# Geselecteerd fragment
•••

Misdaadbestrijding St. Maarten schiet tekort
Het eiland St. Maarten vormt door zijn ligging en economische kenmerken een aantrekkelijke plek voor verschillende vormen van georganiseerde criminaliteit, zoals drugshandel, witwassen en mensensmokkel. Het ontbreekt de lokale opsporings- en handhavingsdiensten aan voldoende personeel, organisatie en automatisering om stromen van goederen, diensten en personen effectief te controleren.

•••

# Brongegevens
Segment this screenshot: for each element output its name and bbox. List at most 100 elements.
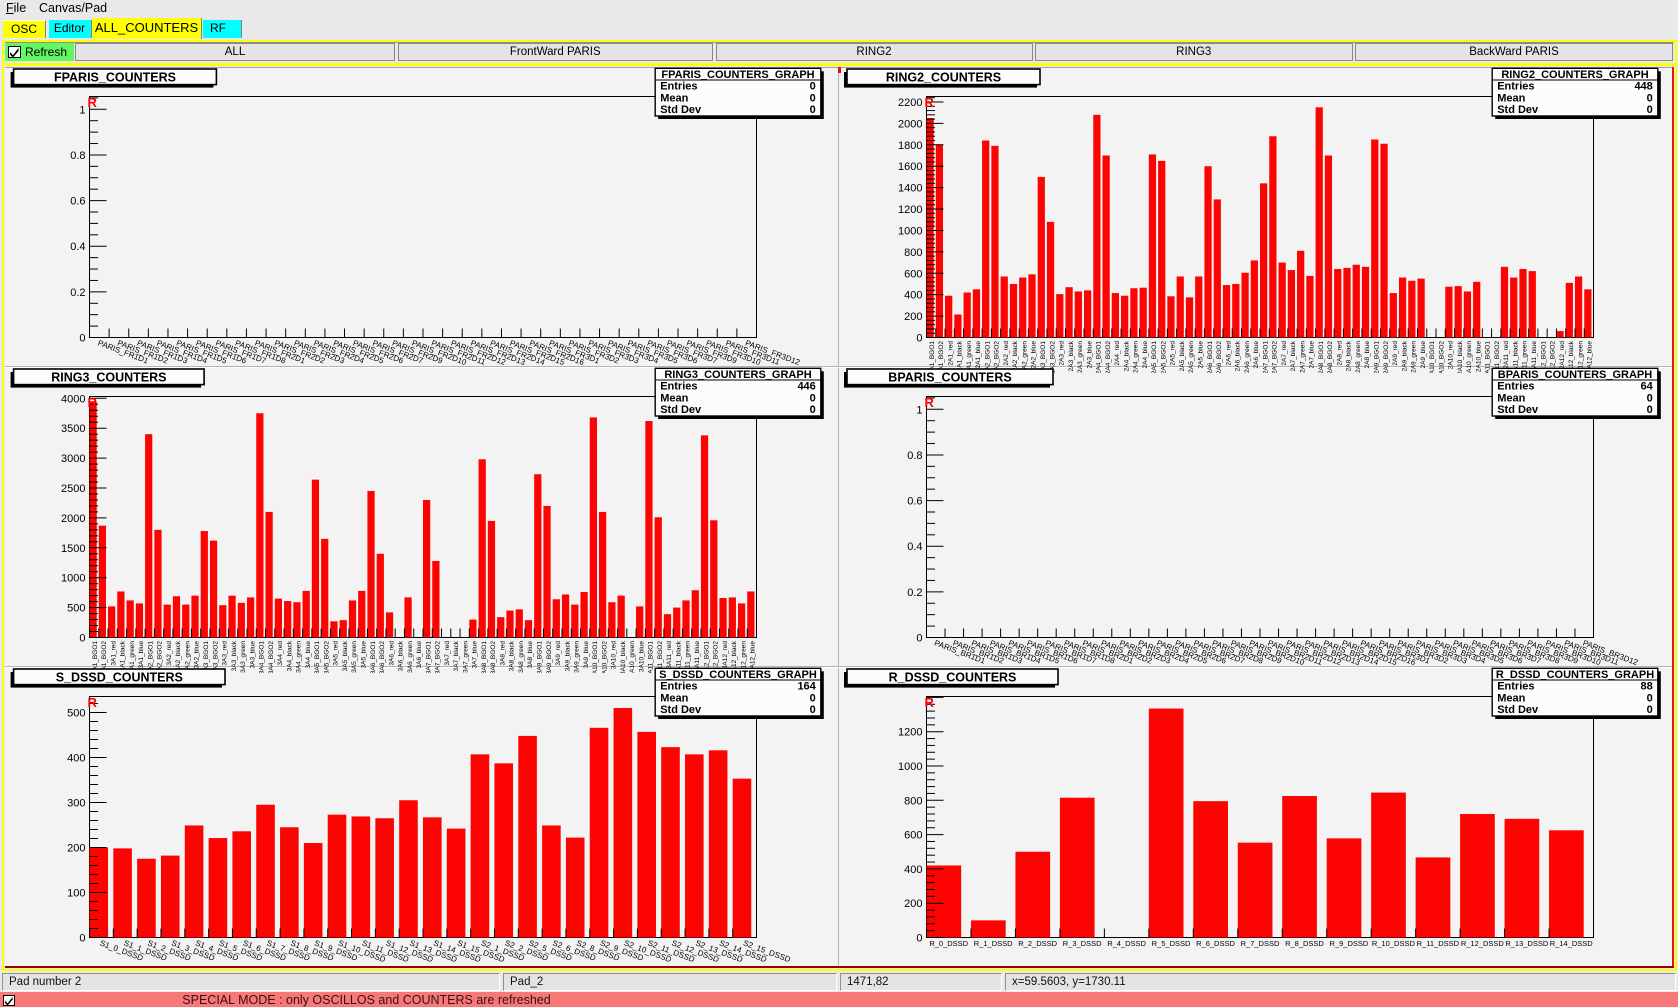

•••

# Opdrachten
**A.** Schrijf het fragment over St. Maarten over, beginnend bij "Misdaadbestrijding St. Maarten" en eindigend bij "effectief te controleren.". Verwissel daarin "drugshandel" voor "wapenhandel".
**B.** Zet de alinea die begint met "Het eiland St. Maarten" uit het fragment over St. Maarten om in een korte opsomming met de belangrijkste feiten.

# Uitwerkingen
**A.**
Misdaadbestrijding St. Maarten schiet tekort
Het eiland St. Maarten vormt door zijn ligging en economische kenmerken een aantrekkelijke plek voor verschillende vormen van georganiseerde criminaliteit, zoals wapenhandel, witwassen en mensensmokkel. Het ontbreekt de lokale opsporings- en handhavingsdiensten aan voldoende personeel, organisatie en automatisering om stromen van goederen, diensten en personen effectief te controleren.

**B.**
- St. Maarten is door zijn ligging en economische kenmerken aantrekkelijk voor georganiseerde criminaliteit, zoals drugshandel, witwassen en mensensmokkel.
- De lokale opsporings- en handhavingsdiensten hebben te weinig personeel, organisatie en automatisering.
- Daardoor kunnen zij stromen van goederen, diensten en personen niet effectief controleren.